[RECORDS TO PROCESS]
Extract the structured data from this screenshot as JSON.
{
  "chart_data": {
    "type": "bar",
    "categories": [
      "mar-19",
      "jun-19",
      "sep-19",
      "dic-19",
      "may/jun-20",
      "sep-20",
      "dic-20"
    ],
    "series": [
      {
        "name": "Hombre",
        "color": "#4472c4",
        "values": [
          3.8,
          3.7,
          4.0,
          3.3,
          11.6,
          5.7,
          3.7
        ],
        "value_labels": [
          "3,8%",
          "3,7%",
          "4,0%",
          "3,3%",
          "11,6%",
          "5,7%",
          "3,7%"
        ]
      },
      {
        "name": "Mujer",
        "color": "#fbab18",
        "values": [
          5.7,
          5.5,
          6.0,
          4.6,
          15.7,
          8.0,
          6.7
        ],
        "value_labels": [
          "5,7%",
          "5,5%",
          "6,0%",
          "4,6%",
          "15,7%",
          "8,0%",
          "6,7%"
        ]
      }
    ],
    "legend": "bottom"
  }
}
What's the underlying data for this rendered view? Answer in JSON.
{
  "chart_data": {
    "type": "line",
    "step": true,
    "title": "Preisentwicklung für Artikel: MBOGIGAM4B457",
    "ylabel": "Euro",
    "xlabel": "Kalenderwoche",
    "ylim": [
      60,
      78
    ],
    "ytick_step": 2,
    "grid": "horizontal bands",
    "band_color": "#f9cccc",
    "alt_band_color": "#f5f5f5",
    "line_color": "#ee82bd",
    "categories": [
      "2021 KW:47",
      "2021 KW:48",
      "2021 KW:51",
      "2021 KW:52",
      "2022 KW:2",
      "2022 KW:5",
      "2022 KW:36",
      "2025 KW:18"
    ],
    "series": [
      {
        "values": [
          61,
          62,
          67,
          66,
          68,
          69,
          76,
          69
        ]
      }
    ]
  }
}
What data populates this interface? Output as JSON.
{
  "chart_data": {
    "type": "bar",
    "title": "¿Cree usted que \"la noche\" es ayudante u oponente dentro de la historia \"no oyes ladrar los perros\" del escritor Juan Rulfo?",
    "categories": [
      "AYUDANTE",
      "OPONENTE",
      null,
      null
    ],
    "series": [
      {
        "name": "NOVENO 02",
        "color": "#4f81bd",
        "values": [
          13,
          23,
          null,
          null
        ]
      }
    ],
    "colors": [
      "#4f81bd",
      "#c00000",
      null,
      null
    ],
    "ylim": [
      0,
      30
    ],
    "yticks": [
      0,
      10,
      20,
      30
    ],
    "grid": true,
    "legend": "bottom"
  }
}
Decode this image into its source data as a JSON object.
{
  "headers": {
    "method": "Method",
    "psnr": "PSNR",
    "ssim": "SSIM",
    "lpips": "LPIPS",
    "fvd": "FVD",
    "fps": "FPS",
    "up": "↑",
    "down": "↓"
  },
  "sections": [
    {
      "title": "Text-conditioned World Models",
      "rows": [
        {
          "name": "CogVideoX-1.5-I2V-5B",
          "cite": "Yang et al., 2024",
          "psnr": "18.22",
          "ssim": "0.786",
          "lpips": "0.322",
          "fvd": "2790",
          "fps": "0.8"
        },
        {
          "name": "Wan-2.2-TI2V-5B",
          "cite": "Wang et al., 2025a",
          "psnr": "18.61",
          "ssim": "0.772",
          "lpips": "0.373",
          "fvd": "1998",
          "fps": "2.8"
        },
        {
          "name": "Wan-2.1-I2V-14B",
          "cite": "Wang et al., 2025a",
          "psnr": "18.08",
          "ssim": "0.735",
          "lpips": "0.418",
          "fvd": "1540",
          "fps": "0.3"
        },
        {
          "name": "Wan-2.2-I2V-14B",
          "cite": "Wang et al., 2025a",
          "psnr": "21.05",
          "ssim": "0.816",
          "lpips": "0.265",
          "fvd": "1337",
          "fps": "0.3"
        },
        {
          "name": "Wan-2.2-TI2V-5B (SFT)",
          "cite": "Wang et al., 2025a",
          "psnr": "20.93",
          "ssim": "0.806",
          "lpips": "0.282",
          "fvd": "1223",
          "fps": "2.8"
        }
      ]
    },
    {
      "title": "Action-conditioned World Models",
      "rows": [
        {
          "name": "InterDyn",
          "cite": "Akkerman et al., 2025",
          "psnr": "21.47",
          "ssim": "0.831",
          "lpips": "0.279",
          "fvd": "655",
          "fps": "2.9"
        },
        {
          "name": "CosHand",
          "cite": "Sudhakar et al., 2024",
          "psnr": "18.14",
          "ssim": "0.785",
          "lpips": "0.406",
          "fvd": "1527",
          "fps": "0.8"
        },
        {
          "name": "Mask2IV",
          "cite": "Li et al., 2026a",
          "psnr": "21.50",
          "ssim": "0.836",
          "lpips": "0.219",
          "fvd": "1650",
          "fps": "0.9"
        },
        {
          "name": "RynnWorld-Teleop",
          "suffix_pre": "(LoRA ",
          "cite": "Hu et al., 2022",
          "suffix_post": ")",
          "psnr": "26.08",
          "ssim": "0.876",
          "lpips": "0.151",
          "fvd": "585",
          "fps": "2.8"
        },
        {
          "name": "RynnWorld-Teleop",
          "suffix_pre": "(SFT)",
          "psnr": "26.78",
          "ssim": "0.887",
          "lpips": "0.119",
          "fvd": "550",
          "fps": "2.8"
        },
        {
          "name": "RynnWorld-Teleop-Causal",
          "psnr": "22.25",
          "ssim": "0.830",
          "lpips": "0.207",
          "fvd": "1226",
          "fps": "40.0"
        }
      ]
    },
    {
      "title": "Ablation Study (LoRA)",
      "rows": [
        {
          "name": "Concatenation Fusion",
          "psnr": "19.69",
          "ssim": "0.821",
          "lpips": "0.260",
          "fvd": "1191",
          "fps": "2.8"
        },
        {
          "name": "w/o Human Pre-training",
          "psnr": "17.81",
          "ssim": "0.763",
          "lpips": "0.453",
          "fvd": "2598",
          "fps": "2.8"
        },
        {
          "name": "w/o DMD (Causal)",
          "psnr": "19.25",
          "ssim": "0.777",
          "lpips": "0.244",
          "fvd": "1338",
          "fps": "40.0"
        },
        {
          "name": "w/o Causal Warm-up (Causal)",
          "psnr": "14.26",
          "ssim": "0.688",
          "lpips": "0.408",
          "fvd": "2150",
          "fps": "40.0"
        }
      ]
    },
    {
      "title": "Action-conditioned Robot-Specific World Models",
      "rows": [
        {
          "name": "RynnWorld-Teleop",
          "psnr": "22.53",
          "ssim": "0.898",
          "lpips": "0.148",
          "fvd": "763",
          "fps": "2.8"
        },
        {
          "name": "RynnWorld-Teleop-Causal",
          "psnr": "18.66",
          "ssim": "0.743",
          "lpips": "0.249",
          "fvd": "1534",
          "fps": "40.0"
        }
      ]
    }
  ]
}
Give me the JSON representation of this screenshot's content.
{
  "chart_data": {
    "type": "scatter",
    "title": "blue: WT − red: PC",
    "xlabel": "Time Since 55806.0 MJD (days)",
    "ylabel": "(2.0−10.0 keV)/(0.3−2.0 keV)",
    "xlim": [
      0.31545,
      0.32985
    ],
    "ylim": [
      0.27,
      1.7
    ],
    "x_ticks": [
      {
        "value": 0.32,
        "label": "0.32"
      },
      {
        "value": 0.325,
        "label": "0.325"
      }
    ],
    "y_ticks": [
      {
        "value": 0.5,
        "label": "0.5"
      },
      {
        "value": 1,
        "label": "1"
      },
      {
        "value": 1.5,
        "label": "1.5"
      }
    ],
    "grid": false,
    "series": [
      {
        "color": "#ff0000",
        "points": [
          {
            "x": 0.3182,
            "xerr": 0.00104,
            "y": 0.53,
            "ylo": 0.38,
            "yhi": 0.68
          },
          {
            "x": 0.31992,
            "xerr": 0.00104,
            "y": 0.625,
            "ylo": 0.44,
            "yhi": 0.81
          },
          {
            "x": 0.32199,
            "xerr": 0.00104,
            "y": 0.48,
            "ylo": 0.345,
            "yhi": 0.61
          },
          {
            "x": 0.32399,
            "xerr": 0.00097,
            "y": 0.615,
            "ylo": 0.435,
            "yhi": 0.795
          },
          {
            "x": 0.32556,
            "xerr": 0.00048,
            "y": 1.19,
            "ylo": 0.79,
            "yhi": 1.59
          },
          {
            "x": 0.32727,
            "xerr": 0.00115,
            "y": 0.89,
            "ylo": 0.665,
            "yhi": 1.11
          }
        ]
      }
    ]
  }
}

[WRITTEN EXERCISE] Identify each line in the records above containing the word "LoRA"; copy those lines.

[EXERCISE RESULT]
          "suffix_pre": "(LoRA ",
      "title": "Ablation Study (LoRA)",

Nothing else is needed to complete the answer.